▶ GIVEN REQUEST
Can you write out all of the material below, word for word?

▶ ENTRIES SUPPLIED
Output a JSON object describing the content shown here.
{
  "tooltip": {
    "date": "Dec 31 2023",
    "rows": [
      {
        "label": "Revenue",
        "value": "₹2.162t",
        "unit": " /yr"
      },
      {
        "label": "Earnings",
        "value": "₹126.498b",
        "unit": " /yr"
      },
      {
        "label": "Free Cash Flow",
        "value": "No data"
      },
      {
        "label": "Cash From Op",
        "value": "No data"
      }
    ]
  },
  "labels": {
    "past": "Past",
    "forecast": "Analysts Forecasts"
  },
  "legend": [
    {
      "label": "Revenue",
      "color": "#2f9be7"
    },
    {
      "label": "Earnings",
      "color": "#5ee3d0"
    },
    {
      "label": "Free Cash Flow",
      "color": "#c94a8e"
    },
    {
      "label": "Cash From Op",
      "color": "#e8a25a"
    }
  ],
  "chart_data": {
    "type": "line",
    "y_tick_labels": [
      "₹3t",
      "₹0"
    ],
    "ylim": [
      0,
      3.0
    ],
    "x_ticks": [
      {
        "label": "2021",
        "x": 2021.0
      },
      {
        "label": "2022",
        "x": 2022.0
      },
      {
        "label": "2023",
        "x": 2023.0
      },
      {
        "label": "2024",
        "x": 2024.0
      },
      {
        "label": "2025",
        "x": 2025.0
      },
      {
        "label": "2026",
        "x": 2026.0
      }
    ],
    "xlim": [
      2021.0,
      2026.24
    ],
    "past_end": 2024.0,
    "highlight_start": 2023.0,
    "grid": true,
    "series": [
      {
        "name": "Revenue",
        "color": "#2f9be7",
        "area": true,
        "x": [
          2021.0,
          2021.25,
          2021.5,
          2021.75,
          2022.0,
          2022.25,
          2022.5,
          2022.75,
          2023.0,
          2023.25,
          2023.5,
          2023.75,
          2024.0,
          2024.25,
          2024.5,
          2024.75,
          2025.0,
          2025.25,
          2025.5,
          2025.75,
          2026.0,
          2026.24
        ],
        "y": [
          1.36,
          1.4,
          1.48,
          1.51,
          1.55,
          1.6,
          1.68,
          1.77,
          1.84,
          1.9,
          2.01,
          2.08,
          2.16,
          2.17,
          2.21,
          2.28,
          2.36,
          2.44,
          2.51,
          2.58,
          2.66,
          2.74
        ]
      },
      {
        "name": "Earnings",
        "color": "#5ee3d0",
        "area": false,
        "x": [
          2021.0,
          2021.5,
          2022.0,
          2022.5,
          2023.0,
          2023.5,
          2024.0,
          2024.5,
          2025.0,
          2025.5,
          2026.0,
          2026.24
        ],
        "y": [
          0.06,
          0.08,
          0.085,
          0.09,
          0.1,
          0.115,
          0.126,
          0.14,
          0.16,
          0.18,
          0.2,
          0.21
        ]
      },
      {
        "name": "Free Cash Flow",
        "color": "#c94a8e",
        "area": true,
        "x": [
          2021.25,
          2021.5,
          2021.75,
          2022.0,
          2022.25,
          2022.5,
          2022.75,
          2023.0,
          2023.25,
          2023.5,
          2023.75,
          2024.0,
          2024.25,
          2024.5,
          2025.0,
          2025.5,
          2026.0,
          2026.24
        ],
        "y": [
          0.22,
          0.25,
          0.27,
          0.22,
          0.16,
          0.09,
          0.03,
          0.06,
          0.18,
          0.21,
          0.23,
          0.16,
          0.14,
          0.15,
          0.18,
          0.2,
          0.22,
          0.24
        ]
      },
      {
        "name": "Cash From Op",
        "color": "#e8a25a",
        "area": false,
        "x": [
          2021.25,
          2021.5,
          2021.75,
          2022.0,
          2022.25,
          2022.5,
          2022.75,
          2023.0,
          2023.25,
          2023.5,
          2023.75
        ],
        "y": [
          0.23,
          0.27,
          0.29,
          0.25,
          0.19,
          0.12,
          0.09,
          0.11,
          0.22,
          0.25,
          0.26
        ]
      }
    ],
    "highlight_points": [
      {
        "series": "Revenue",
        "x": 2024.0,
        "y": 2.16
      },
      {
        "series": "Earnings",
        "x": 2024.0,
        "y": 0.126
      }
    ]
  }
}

▶ SOLUTION
Output a JSON object describing the content shown here.
{
  "tooltip": {
    "date": "Dec 31 2023",
    "rows": [
      {
        "label": "Revenue",
        "value": "₹2.162t",
        "unit": " /yr"
      },
      {
        "label": "Earnings",
        "value": "₹126.498b",
        "unit": " /yr"
      },
      {
        "label": "Free Cash Flow",
        "value": "No data"
      },
      {
        "label": "Cash From Op",
        "value": "No data"
      }
    ]
  },
  "labels": {
    "past": "Past",
    "forecast": "Analysts Forecasts"
  },
  "legend": [
    {
      "label": "Revenue",
      "color": "#2f9be7"
    },
    {
      "label": "Earnings",
      "color": "#5ee3d0"
    },
    {
      "label": "Free Cash Flow",
      "color": "#c94a8e"
    },
    {
      "label": "Cash From Op",
      "color": "#e8a25a"
    }
  ],
  "chart_data": {
    "type": "line",
    "y_tick_labels": [
      "₹3t",
      "₹0"
    ],
    "ylim": [
      0,
      3.0
    ],
    "x_ticks": [
      {
        "label": "2021",
        "x": 2021.0
      },
      {
        "label": "2022",
        "x": 2022.0
      },
      {
        "label": "2023",
        "x": 2023.0
      },
      {
        "label": "2024",
        "x": 2024.0
      },
      {
        "label": "2025",
        "x": 2025.0
      },
      {
        "label": "2026",
        "x": 2026.0
      }
    ],
    "xlim": [
      2021.0,
      2026.24
    ],
    "past_end": 2024.0,
    "highlight_start": 2023.0,
    "grid": true,
    "series": [
      {
        "name": "Revenue",
        "color": "#2f9be7",
        "area": true,
        "x": [
          2021.0,
          2021.25,
          2021.5,
          2021.75,
          2022.0,
          2022.25,
          2022.5,
          2022.75,
          2023.0,
          2023.25,
          2023.5,
          2023.75,
          2024.0,
          2024.25,
          2024.5,
          2024.75,
          2025.0,
          2025.25,
          2025.5,
          2025.75,
          2026.0,
          2026.24
        ],
        "y": [
          1.36,
          1.4,
          1.48,
          1.51,
          1.55,
          1.6,
          1.68,
          1.77,
          1.84,
          1.9,
          2.01,
          2.08,
          2.16,
          2.17,
          2.21,
          2.28,
          2.36,
          2.44,
          2.51,
          2.58,
          2.66,
          2.74
        ]
      },
      {
        "name": "Earnings",
        "color": "#5ee3d0",
        "area": false,
        "x": [
          2021.0,
          2021.5,
          2022.0,
          2022.5,
          2023.0,
          2023.5,
          2024.0,
          2024.5,
          2025.0,
          2025.5,
          2026.0,
          2026.24
        ],
        "y": [
          0.06,
          0.08,
          0.085,
          0.09,
          0.1,
          0.115,
          0.126,
          0.14,
          0.16,
          0.18,
          0.2,
          0.21
        ]
      },
      {
        "name": "Free Cash Flow",
        "color": "#c94a8e",
        "area": true,
        "x": [
          2021.25,
          2021.5,
          2021.75,
          2022.0,
          2022.25,
          2022.5,
          2022.75,
          2023.0,
          2023.25,
          2023.5,
          2023.75,
          2024.0,
          2024.25,
          2024.5,
          2025.0,
          2025.5,
          2026.0,
          2026.24
        ],
        "y": [
          0.22,
          0.25,
          0.27,
          0.22,
          0.16,
          0.09,
          0.03,
          0.06,
          0.18,
          0.21,
          0.23,
          0.16,
          0.14,
          0.15,
          0.18,
          0.2,
          0.22,
          0.24
        ]
      },
      {
        "name": "Cash From Op",
        "color": "#e8a25a",
        "area": false,
        "x": [
          2021.25,
          2021.5,
          2021.75,
          2022.0,
          2022.25,
          2022.5,
          2022.75,
          2023.0,
          2023.25,
          2023.5,
          2023.75
        ],
        "y": [
          0.23,
          0.27,
          0.29,
          0.25,
          0.19,
          0.12,
          0.09,
          0.11,
          0.22,
          0.25,
          0.26
        ]
      }
    ],
    "highlight_points": [
      {
        "series": "Revenue",
        "x": 2024.0,
        "y": 2.16
      },
      {
        "series": "Earnings",
        "x": 2024.0,
        "y": 0.126
      }
    ]
  }
}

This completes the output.